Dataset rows
━━━━

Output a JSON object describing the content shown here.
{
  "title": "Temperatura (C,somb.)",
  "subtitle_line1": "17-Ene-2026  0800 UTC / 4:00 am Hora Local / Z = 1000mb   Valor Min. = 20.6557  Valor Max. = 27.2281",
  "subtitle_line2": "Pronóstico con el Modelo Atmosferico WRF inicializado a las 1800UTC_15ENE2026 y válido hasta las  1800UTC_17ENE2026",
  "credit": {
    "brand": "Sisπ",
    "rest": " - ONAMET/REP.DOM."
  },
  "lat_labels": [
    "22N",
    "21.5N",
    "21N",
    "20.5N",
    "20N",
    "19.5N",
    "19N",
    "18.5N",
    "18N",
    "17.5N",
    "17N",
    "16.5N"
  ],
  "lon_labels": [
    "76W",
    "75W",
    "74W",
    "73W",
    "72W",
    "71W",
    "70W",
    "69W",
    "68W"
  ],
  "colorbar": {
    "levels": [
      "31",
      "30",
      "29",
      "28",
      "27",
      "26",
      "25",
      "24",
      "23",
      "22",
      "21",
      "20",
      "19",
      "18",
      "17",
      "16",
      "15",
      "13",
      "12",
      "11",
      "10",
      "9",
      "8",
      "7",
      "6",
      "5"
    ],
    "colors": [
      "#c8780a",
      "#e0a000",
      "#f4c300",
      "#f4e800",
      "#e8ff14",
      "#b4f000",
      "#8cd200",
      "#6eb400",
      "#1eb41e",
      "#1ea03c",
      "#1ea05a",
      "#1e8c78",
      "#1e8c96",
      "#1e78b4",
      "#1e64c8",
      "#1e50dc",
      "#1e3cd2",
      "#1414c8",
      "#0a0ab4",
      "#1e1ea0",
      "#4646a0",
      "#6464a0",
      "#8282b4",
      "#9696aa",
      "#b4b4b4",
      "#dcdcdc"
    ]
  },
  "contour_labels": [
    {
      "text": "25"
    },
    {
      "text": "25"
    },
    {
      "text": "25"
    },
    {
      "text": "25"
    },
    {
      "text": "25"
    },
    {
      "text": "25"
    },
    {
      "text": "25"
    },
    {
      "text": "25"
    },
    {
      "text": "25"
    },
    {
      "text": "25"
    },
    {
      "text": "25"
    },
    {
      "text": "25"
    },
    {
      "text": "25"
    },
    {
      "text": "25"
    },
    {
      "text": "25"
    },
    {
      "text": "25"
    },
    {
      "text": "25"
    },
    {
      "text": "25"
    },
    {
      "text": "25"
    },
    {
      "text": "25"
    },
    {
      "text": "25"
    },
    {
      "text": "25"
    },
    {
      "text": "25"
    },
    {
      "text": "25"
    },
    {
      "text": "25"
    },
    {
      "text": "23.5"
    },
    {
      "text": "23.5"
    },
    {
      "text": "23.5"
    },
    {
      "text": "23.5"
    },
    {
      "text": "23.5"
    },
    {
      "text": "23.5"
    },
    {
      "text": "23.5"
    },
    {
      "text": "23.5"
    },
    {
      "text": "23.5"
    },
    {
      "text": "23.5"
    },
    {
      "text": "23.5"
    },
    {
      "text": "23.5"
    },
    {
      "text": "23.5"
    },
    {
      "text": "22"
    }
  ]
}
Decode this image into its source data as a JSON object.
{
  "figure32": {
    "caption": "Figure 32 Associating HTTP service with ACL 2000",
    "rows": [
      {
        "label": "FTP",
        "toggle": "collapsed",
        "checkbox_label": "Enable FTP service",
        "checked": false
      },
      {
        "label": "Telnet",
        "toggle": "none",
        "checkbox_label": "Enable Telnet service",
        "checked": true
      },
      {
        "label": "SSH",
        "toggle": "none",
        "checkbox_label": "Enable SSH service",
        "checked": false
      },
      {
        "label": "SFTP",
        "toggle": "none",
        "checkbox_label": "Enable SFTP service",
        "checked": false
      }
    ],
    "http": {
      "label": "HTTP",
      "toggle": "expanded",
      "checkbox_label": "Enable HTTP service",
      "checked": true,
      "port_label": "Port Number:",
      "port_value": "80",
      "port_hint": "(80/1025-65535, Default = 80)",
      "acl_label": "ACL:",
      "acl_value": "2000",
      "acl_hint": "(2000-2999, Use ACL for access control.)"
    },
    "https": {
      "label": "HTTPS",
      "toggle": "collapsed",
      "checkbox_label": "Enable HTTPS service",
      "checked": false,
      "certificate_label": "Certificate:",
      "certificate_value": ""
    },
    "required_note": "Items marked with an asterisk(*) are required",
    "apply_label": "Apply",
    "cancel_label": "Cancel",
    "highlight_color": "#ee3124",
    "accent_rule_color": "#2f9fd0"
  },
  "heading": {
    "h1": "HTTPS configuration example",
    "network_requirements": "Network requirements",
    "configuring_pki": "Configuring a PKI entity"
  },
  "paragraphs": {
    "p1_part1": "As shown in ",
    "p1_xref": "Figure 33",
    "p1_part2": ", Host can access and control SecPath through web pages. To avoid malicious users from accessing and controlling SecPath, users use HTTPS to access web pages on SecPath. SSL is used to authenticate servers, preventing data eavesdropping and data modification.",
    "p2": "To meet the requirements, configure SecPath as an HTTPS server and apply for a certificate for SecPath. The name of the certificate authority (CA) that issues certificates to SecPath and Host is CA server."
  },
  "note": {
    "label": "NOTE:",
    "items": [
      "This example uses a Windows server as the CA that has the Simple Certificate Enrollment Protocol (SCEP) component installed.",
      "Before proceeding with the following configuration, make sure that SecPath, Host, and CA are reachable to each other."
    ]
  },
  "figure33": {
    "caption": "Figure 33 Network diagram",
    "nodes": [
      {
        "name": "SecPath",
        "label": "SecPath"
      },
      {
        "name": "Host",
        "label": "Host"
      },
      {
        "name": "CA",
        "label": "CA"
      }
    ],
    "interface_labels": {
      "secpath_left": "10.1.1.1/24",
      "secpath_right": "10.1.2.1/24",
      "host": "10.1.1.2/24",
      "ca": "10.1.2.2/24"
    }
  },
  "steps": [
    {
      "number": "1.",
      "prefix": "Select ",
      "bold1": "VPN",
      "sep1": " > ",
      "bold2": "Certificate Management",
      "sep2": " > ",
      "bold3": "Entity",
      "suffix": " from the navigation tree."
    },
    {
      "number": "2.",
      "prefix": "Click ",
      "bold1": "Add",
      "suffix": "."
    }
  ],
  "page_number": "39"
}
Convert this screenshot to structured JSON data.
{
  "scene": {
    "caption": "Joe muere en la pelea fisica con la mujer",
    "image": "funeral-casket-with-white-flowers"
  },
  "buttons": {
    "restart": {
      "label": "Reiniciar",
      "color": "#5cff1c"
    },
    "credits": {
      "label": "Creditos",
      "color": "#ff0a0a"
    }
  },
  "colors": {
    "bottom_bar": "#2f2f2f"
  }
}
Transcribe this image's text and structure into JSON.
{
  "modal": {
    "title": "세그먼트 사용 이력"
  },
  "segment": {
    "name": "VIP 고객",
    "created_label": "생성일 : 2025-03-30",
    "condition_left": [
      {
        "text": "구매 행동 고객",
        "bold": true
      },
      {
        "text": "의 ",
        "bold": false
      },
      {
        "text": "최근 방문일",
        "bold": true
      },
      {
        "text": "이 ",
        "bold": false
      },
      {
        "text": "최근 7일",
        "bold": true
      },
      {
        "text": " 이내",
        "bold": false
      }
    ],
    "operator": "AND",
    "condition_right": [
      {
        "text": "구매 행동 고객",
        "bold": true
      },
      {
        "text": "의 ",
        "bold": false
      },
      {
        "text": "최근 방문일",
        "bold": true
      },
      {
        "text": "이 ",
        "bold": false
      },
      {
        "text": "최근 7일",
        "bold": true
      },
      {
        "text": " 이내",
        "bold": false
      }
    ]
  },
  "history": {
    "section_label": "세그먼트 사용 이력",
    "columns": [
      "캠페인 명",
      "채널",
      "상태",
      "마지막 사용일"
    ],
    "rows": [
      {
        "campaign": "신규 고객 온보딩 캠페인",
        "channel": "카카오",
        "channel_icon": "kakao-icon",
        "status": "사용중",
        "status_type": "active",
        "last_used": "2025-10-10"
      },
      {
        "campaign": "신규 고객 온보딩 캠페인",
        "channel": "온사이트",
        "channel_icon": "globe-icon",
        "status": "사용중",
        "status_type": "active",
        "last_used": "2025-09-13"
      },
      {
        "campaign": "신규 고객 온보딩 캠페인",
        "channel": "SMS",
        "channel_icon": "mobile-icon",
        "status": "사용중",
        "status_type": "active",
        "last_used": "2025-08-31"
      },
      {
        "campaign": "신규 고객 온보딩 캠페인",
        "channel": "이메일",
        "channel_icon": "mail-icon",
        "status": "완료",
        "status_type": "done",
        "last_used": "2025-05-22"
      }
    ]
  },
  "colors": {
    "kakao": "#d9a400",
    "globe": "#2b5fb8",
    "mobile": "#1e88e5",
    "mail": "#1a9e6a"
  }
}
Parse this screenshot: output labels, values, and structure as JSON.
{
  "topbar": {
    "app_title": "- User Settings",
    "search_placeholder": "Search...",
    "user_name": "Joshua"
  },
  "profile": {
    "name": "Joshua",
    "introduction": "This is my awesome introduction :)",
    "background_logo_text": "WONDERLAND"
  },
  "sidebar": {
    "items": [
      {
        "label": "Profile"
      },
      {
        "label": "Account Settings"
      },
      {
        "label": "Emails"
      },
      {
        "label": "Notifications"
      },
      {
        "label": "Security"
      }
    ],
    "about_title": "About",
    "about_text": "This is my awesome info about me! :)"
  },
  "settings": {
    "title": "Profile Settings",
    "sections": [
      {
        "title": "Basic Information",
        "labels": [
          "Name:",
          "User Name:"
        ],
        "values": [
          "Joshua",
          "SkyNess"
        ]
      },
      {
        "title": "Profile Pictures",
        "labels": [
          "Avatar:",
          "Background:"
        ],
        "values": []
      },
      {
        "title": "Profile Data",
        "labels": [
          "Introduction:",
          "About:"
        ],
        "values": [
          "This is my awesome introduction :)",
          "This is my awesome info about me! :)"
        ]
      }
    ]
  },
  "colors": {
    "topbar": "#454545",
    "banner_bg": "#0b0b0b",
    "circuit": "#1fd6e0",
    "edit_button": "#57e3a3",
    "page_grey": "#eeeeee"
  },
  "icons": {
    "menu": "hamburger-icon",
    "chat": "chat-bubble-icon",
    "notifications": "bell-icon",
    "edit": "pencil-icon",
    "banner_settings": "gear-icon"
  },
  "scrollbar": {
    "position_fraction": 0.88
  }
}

━━━━

● **Your task**
Check each line of the entries for the string "from". Copy the lines that have it.

● **Solution for this problem**
    "p1_part2": ", Host can access and control SecPath through web pages. To avoid malicious users from accessing and controlling SecPath, users use HTTPS to access web pages on SecPath. SSL is used to authenticate servers, preventing data eavesdropping and data modification.",
      "suffix": " from the navigation tree."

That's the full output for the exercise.